# PROBLEM TO SOLVE:
Identify each line containing the word "NMRD" and copy it.

# SOURCE RECORDS:
********************

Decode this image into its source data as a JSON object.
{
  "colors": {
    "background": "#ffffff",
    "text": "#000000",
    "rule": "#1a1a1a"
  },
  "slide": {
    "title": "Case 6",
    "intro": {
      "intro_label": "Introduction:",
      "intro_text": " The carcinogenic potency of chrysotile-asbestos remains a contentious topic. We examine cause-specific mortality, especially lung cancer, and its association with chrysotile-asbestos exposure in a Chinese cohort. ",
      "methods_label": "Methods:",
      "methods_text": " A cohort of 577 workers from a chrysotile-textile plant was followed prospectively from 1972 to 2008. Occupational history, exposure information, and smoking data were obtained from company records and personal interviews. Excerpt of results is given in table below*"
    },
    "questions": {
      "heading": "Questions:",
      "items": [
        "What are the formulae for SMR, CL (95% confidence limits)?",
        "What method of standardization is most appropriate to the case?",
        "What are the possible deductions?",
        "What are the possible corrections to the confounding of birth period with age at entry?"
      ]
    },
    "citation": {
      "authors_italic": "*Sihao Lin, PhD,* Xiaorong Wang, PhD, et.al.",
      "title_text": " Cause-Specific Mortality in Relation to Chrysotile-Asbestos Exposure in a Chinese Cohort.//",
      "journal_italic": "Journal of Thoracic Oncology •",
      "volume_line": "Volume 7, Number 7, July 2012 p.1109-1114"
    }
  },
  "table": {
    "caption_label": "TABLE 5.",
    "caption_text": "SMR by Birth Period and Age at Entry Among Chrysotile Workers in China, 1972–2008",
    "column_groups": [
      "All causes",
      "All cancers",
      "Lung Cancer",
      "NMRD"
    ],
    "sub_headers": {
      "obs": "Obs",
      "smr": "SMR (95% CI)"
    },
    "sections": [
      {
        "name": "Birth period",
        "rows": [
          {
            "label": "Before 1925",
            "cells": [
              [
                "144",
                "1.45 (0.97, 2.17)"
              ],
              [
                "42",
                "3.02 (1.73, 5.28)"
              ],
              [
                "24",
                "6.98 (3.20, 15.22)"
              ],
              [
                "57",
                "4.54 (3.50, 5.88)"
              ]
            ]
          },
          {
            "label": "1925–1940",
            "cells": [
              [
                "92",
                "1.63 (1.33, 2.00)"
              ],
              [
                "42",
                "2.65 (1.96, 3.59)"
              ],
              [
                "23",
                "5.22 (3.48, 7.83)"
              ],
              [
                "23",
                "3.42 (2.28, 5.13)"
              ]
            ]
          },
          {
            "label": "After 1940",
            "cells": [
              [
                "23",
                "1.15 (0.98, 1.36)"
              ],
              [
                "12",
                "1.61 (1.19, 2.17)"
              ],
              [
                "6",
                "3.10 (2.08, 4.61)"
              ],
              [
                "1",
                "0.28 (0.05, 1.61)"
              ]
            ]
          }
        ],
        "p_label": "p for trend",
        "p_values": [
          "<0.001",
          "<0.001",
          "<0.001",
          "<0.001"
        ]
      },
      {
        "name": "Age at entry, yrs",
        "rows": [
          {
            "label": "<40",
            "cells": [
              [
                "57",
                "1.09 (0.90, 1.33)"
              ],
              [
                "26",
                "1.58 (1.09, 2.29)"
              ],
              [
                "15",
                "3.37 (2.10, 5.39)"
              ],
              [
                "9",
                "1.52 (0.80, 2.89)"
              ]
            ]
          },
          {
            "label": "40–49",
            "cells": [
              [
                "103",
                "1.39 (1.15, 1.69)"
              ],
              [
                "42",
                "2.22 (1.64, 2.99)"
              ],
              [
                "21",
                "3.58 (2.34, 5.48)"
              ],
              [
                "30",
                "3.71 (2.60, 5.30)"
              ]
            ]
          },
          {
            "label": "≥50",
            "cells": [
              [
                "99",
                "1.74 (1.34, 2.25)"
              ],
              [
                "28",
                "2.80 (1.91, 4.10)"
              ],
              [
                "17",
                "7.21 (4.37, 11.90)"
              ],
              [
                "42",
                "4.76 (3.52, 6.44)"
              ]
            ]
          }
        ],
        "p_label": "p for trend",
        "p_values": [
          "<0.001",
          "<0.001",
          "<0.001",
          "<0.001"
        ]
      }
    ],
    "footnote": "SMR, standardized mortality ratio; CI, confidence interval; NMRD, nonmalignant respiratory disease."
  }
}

********************

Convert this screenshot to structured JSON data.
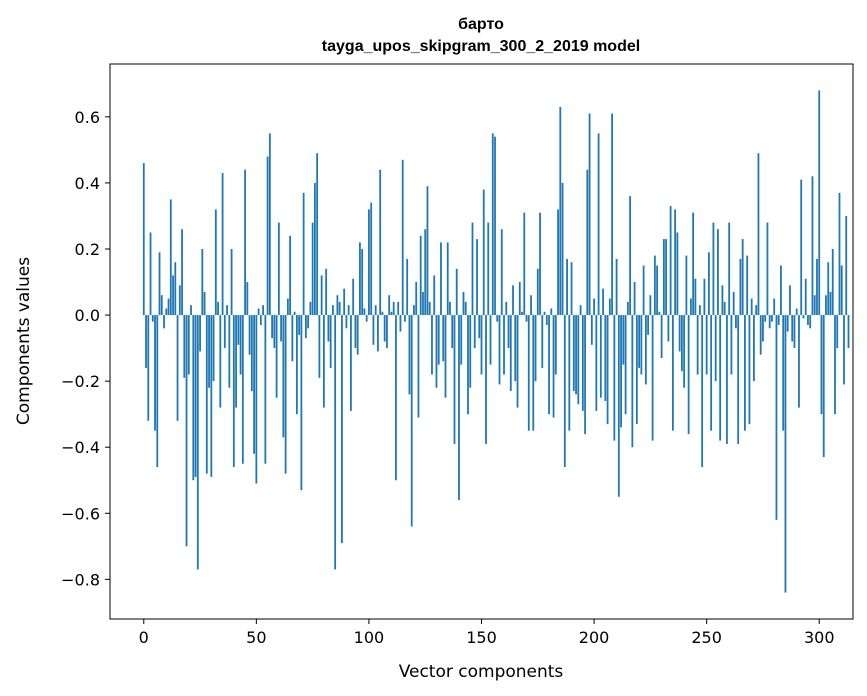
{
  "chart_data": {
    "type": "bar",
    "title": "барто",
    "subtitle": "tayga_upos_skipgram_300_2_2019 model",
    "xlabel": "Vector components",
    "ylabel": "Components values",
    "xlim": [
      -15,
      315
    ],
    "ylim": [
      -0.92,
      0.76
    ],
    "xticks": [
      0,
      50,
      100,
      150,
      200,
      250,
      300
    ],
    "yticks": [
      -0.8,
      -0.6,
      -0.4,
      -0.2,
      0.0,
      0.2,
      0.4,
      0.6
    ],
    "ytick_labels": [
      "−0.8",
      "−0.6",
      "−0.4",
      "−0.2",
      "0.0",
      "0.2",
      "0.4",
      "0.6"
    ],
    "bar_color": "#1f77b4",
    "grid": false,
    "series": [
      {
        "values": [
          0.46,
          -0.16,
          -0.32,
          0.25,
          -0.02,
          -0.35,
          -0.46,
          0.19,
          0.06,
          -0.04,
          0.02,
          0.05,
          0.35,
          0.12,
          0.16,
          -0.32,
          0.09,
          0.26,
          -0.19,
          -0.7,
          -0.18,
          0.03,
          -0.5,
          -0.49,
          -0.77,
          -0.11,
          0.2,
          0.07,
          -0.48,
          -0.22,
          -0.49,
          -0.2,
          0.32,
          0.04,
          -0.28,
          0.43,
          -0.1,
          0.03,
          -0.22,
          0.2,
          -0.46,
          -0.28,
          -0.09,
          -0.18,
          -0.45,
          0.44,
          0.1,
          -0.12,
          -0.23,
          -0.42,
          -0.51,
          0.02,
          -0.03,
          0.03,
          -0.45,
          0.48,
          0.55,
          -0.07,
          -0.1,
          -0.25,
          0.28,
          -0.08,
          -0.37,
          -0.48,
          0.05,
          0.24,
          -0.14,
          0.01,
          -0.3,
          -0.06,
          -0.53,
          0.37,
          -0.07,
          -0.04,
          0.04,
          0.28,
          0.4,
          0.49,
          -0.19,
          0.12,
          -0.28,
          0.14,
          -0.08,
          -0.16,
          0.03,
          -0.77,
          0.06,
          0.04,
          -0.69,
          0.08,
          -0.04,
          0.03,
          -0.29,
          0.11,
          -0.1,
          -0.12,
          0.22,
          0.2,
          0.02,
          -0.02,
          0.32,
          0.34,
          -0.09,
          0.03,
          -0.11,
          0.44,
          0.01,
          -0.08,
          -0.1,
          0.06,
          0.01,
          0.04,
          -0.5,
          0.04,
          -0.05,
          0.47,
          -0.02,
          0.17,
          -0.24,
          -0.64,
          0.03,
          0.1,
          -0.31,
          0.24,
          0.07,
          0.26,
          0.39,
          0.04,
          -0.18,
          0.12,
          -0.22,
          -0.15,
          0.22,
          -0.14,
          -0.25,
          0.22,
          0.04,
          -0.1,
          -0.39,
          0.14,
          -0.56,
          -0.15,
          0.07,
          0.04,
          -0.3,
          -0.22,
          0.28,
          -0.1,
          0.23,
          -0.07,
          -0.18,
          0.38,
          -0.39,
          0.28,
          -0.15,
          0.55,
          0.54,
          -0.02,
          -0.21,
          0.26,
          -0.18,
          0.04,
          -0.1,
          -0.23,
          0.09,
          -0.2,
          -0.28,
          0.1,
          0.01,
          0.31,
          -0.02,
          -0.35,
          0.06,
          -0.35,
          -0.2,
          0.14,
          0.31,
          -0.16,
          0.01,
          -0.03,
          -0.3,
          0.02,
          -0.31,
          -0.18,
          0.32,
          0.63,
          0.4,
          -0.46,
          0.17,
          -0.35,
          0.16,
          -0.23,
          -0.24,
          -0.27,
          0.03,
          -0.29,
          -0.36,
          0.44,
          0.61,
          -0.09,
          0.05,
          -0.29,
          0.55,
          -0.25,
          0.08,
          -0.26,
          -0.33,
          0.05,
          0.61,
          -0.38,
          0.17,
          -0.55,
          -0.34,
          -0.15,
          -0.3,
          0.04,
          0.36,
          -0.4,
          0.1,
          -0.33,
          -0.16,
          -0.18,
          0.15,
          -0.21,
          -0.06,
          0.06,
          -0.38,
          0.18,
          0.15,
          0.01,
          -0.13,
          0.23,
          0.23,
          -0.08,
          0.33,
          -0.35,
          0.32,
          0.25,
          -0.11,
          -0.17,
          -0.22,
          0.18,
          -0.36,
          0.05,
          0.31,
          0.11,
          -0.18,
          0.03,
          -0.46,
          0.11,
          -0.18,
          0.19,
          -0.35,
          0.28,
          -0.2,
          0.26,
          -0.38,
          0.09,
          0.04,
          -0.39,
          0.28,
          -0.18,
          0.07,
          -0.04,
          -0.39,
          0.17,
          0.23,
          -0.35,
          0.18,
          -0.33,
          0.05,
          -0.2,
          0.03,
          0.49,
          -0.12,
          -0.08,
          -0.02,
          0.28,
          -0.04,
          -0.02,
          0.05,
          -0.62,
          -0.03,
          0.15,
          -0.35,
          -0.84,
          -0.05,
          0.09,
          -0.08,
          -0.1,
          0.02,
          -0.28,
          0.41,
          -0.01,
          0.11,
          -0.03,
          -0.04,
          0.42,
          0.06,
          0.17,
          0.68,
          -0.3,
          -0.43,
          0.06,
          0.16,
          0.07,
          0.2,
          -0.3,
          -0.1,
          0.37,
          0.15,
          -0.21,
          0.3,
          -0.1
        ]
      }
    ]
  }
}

********************

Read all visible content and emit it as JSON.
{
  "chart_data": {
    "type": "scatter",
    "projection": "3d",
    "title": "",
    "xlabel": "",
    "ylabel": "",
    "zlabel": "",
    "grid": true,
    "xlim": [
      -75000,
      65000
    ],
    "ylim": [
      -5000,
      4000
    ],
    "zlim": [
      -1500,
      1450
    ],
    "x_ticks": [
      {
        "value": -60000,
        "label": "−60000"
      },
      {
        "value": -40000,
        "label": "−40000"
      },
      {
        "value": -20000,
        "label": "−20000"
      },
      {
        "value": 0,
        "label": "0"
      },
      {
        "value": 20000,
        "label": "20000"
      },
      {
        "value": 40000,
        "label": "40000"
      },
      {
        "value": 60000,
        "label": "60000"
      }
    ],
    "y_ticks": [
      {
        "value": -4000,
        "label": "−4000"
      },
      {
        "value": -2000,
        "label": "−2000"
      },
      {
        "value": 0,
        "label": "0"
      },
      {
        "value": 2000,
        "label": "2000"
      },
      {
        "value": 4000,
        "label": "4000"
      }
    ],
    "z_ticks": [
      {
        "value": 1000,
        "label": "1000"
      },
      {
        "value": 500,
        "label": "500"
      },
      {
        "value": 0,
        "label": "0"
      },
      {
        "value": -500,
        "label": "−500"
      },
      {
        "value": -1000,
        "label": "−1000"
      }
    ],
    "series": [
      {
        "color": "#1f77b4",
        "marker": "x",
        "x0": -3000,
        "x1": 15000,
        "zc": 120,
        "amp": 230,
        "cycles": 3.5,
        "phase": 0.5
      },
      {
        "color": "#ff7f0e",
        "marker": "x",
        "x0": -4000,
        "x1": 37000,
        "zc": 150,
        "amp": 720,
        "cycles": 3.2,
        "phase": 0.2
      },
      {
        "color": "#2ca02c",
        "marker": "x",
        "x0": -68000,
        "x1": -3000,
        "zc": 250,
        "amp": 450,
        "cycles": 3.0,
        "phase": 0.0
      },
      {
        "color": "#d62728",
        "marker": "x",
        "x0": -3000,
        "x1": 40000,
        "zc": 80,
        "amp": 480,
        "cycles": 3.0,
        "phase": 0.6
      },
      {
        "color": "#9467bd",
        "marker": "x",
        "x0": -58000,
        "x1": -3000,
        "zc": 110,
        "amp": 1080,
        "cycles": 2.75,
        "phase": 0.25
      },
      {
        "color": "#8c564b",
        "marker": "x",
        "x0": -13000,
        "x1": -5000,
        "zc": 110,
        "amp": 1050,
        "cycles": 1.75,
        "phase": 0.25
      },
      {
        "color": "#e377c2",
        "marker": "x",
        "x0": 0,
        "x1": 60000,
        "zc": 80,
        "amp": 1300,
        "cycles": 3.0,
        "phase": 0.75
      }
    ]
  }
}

********************

# EXERCISE OUTPUT:
      "NMRD"
    "footnote": "SMR, standardized mortality ratio; CI, confidence interval; NMRD, nonmalignant respiratory disease."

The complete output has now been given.